Transcribe all the entries word for word, skipping the pictures.

+--

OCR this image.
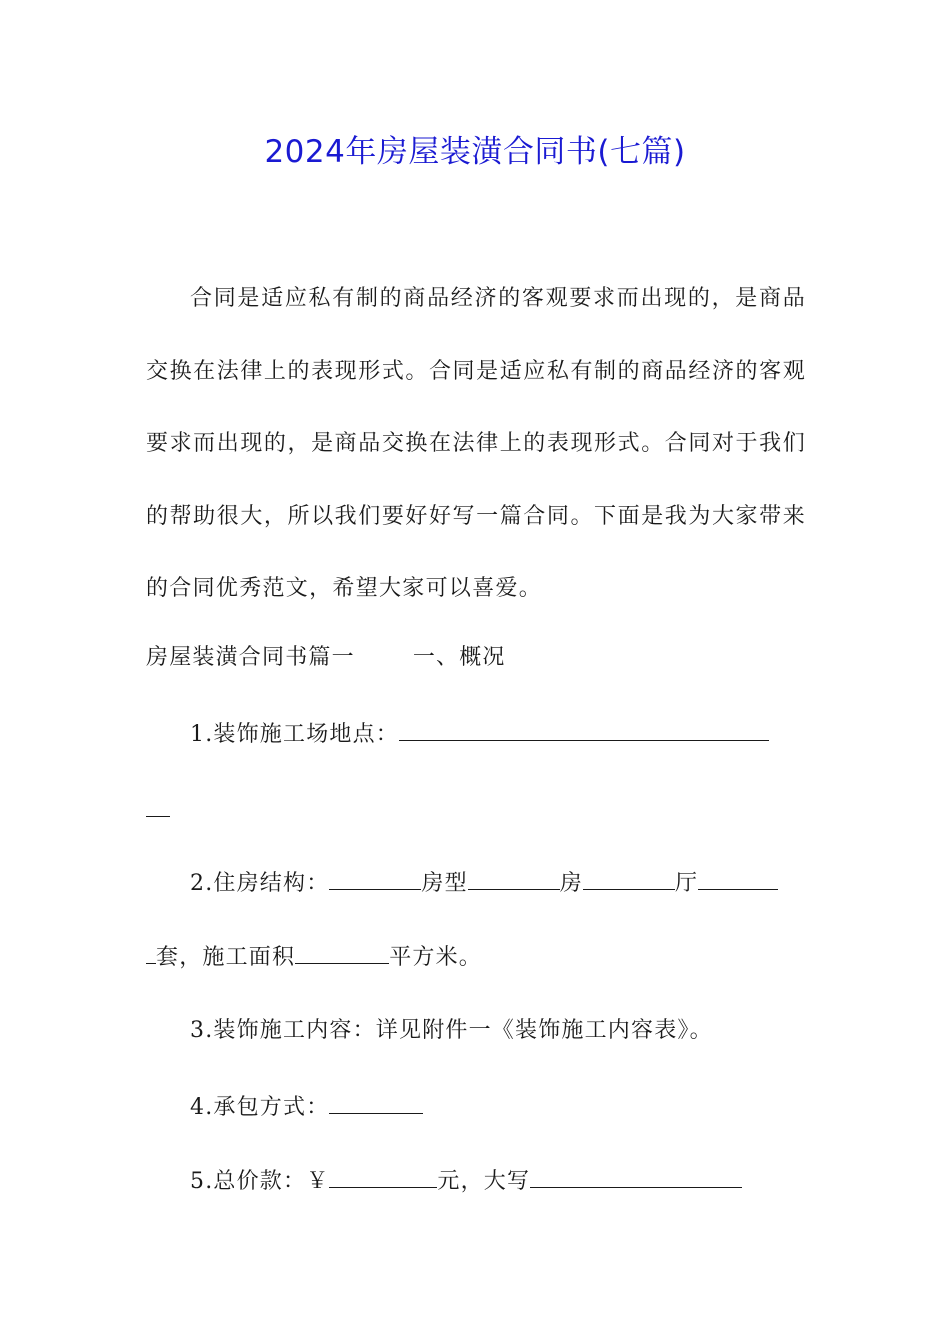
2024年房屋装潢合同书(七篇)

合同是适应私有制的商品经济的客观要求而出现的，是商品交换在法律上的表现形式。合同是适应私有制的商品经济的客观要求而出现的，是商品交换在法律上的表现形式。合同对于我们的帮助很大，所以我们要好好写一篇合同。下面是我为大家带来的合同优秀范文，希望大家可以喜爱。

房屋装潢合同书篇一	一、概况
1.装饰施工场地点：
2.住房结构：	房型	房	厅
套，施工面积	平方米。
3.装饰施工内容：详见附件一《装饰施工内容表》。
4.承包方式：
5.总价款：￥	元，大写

+--

### [Answer to this problem]
OCR this image.
2024年房屋装潢合同书(七篇)

合同是适应私有制的商品经济的客观要求而出现的，是商品交换在法律上的表现形式。合同是适应私有制的商品经济的客观要求而出现的，是商品交换在法律上的表现形式。合同对于我们的帮助很大，所以我们要好好写一篇合同。下面是我为大家带来的合同优秀范文，希望大家可以喜爱。

房屋装潢合同书篇一	一、概况
1.装饰施工场地点：
2.住房结构：	房型	房	厅
套，施工面积	平方米。
3.装饰施工内容：详见附件一《装饰施工内容表》。
4.承包方式：
5.总价款：￥	元，大写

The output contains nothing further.